▸ **CHALLENGE**
Return the records in full, exactly as given.

----

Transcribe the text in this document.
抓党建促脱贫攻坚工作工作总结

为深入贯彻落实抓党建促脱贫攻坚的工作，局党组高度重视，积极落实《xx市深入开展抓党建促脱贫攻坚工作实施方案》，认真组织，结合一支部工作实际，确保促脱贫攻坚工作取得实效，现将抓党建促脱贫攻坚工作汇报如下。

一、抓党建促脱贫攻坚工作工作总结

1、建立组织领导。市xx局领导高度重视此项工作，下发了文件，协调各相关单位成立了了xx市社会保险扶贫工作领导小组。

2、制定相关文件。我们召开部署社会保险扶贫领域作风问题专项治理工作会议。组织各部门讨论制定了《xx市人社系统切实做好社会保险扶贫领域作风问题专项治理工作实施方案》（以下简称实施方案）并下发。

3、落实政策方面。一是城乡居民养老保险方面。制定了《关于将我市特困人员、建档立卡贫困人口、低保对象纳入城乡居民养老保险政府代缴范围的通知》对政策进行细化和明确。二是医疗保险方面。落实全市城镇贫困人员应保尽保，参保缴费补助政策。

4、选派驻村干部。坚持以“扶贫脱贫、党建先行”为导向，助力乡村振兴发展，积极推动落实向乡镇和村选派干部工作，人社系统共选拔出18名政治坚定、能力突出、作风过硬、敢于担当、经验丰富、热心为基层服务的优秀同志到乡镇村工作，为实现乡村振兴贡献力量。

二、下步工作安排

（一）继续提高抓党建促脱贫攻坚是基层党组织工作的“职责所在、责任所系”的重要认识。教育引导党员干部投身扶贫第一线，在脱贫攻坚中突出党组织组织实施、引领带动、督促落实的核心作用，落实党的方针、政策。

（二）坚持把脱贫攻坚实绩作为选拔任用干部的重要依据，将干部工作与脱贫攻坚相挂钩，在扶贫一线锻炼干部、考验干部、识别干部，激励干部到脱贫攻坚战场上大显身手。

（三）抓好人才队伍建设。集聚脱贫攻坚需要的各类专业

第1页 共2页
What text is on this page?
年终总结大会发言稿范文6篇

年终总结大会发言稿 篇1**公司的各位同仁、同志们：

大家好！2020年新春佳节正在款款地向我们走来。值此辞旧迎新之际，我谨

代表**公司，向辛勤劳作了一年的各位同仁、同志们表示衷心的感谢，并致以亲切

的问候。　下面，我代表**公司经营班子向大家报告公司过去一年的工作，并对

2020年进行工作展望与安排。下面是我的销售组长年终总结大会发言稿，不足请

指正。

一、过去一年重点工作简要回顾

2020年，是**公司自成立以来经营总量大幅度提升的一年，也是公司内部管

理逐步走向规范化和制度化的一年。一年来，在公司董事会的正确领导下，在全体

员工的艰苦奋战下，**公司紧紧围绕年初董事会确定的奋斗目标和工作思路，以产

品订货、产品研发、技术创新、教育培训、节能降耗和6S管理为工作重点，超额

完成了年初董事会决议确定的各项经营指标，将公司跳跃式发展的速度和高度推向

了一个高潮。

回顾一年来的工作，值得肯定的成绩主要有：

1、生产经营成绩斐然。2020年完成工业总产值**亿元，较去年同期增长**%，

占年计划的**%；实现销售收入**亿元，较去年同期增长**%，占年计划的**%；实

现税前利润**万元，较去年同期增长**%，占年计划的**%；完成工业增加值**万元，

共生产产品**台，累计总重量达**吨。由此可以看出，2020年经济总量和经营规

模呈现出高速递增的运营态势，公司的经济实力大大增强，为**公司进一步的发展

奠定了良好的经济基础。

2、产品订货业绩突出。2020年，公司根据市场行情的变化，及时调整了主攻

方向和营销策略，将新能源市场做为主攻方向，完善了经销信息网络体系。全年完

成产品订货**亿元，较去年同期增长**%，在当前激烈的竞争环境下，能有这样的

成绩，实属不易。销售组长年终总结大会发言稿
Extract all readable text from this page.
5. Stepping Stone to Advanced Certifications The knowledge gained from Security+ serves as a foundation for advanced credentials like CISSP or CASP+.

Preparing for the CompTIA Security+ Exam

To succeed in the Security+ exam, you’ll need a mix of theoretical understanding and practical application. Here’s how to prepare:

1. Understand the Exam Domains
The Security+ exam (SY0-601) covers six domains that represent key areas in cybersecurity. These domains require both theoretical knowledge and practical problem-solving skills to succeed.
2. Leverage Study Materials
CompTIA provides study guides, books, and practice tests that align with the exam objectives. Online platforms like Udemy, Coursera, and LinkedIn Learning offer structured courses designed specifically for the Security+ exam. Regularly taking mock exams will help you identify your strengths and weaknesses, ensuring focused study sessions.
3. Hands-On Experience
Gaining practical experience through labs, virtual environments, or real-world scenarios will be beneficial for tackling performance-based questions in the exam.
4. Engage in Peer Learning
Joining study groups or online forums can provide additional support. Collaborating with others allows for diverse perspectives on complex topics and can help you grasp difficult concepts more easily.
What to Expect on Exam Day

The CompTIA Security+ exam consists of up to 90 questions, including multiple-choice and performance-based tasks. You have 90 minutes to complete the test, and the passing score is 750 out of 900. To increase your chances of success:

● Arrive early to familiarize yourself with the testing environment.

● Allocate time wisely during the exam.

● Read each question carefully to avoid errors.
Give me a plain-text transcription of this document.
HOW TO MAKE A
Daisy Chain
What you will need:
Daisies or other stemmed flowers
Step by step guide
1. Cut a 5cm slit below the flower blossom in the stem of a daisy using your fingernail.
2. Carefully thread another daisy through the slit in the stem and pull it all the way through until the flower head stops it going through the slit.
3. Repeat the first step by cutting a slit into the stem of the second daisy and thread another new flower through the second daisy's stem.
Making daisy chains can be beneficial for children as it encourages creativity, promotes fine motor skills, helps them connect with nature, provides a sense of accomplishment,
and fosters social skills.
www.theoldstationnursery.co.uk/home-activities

----

▸ **SOLUTION TO THE EXERCISE**
Transcribe the text in this document.
抓党建促脱贫攻坚工作工作总结

为深入贯彻落实抓党建促脱贫攻坚的工作，局党组高度重视，积极落实《xx市深入开展抓党建促脱贫攻坚工作实施方案》，认真组织，结合一支部工作实际，确保促脱贫攻坚工作取得实效，现将抓党建促脱贫攻坚工作汇报如下。

一、抓党建促脱贫攻坚工作工作总结

1、建立组织领导。市xx局领导高度重视此项工作，下发了文件，协调各相关单位成立了了xx市社会保险扶贫工作领导小组。

2、制定相关文件。我们召开部署社会保险扶贫领域作风问题专项治理工作会议。组织各部门讨论制定了《xx市人社系统切实做好社会保险扶贫领域作风问题专项治理工作实施方案》（以下简称实施方案）并下发。

3、落实政策方面。一是城乡居民养老保险方面。制定了《关于将我市特困人员、建档立卡贫困人口、低保对象纳入城乡居民养老保险政府代缴范围的通知》对政策进行细化和明确。二是医疗保险方面。落实全市城镇贫困人员应保尽保，参保缴费补助政策。

4、选派驻村干部。坚持以“扶贫脱贫、党建先行”为导向，助力乡村振兴发展，积极推动落实向乡镇和村选派干部工作，人社系统共选拔出18名政治坚定、能力突出、作风过硬、敢于担当、经验丰富、热心为基层服务的优秀同志到乡镇村工作，为实现乡村振兴贡献力量。

二、下步工作安排

（一）继续提高抓党建促脱贫攻坚是基层党组织工作的“职责所在、责任所系”的重要认识。教育引导党员干部投身扶贫第一线，在脱贫攻坚中突出党组织组织实施、引领带动、督促落实的核心作用，落实党的方针、政策。

（二）坚持把脱贫攻坚实绩作为选拔任用干部的重要依据，将干部工作与脱贫攻坚相挂钩，在扶贫一线锻炼干部、考验干部、识别干部，激励干部到脱贫攻坚战场上大显身手。

（三）抓好人才队伍建设。集聚脱贫攻坚需要的各类专业

第1页 共2页
What text is on this page?
年终总结大会发言稿范文6篇

年终总结大会发言稿 篇1**公司的各位同仁、同志们：

大家好！2020年新春佳节正在款款地向我们走来。值此辞旧迎新之际，我谨

代表**公司，向辛勤劳作了一年的各位同仁、同志们表示衷心的感谢，并致以亲切

的问候。　下面，我代表**公司经营班子向大家报告公司过去一年的工作，并对

2020年进行工作展望与安排。下面是我的销售组长年终总结大会发言稿，不足请

指正。

一、过去一年重点工作简要回顾

2020年，是**公司自成立以来经营总量大幅度提升的一年，也是公司内部管

理逐步走向规范化和制度化的一年。一年来，在公司董事会的正确领导下，在全体

员工的艰苦奋战下，**公司紧紧围绕年初董事会确定的奋斗目标和工作思路，以产

品订货、产品研发、技术创新、教育培训、节能降耗和6S管理为工作重点，超额

完成了年初董事会决议确定的各项经营指标，将公司跳跃式发展的速度和高度推向

了一个高潮。

回顾一年来的工作，值得肯定的成绩主要有：

1、生产经营成绩斐然。2020年完成工业总产值**亿元，较去年同期增长**%，

占年计划的**%；实现销售收入**亿元，较去年同期增长**%，占年计划的**%；实

现税前利润**万元，较去年同期增长**%，占年计划的**%；完成工业增加值**万元，

共生产产品**台，累计总重量达**吨。由此可以看出，2020年经济总量和经营规

模呈现出高速递增的运营态势，公司的经济实力大大增强，为**公司进一步的发展

奠定了良好的经济基础。

2、产品订货业绩突出。2020年，公司根据市场行情的变化，及时调整了主攻

方向和营销策略，将新能源市场做为主攻方向，完善了经销信息网络体系。全年完

成产品订货**亿元，较去年同期增长**%，在当前激烈的竞争环境下，能有这样的

成绩，实属不易。销售组长年终总结大会发言稿
Extract all readable text from this page.
5. Stepping Stone to Advanced Certifications The knowledge gained from Security+ serves as a foundation for advanced credentials like CISSP or CASP+.

Preparing for the CompTIA Security+ Exam

To succeed in the Security+ exam, you’ll need a mix of theoretical understanding and practical application. Here’s how to prepare:

1. Understand the Exam Domains
The Security+ exam (SY0-601) covers six domains that represent key areas in cybersecurity. These domains require both theoretical knowledge and practical problem-solving skills to succeed.
2. Leverage Study Materials
CompTIA provides study guides, books, and practice tests that align with the exam objectives. Online platforms like Udemy, Coursera, and LinkedIn Learning offer structured courses designed specifically for the Security+ exam. Regularly taking mock exams will help you identify your strengths and weaknesses, ensuring focused study sessions.
3. Hands-On Experience
Gaining practical experience through labs, virtual environments, or real-world scenarios will be beneficial for tackling performance-based questions in the exam.
4. Engage in Peer Learning
Joining study groups or online forums can provide additional support. Collaborating with others allows for diverse perspectives on complex topics and can help you grasp difficult concepts more easily.
What to Expect on Exam Day

The CompTIA Security+ exam consists of up to 90 questions, including multiple-choice and performance-based tasks. You have 90 minutes to complete the test, and the passing score is 750 out of 900. To increase your chances of success:

● Arrive early to familiarize yourself with the testing environment.

● Allocate time wisely during the exam.

● Read each question carefully to avoid errors.
Give me a plain-text transcription of this document.
HOW TO MAKE A
Daisy Chain
What you will need:
Daisies or other stemmed flowers
Step by step guide
1. Cut a 5cm slit below the flower blossom in the stem of a daisy using your fingernail.
2. Carefully thread another daisy through the slit in the stem and pull it all the way through until the flower head stops it going through the slit.
3. Repeat the first step by cutting a slit into the stem of the second daisy and thread another new flower through the second daisy's stem.
Making daisy chains can be beneficial for children as it encourages creativity, promotes fine motor skills, helps them connect with nature, provides a sense of accomplishment,
and fosters social skills.
www.theoldstationnursery.co.uk/home-activities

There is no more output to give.